### Provided entries
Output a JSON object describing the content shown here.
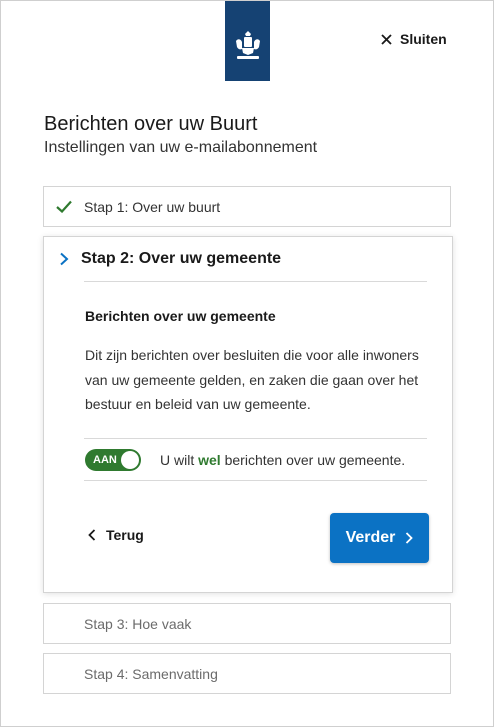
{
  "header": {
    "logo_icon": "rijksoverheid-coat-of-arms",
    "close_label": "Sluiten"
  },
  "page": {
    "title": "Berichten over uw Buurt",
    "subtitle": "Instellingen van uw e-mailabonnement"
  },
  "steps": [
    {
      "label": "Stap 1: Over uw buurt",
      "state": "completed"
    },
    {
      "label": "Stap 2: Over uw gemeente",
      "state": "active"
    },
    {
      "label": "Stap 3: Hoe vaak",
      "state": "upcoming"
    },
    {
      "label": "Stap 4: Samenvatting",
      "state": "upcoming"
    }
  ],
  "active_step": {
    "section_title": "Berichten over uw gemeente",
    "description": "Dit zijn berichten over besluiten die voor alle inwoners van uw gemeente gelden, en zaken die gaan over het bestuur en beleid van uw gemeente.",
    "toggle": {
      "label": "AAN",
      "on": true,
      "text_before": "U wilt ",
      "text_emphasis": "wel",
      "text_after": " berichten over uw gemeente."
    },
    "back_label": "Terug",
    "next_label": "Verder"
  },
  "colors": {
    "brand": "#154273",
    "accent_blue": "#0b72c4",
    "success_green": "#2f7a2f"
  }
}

### Problem to solve
Print every record above exactly as written, leaving out the pictures.

### Exercise solution
Output a JSON object describing the content shown here.
{
  "header": {
    "logo_icon": "rijksoverheid-coat-of-arms",
    "close_label": "Sluiten"
  },
  "page": {
    "title": "Berichten over uw Buurt",
    "subtitle": "Instellingen van uw e-mailabonnement"
  },
  "steps": [
    {
      "label": "Stap 1: Over uw buurt",
      "state": "completed"
    },
    {
      "label": "Stap 2: Over uw gemeente",
      "state": "active"
    },
    {
      "label": "Stap 3: Hoe vaak",
      "state": "upcoming"
    },
    {
      "label": "Stap 4: Samenvatting",
      "state": "upcoming"
    }
  ],
  "active_step": {
    "section_title": "Berichten over uw gemeente",
    "description": "Dit zijn berichten over besluiten die voor alle inwoners van uw gemeente gelden, en zaken die gaan over het bestuur en beleid van uw gemeente.",
    "toggle": {
      "label": "AAN",
      "on": true,
      "text_before": "U wilt ",
      "text_emphasis": "wel",
      "text_after": " berichten over uw gemeente."
    },
    "back_label": "Terug",
    "next_label": "Verder"
  },
  "colors": {
    "brand": "#154273",
    "accent_blue": "#0b72c4",
    "success_green": "#2f7a2f"
  }
}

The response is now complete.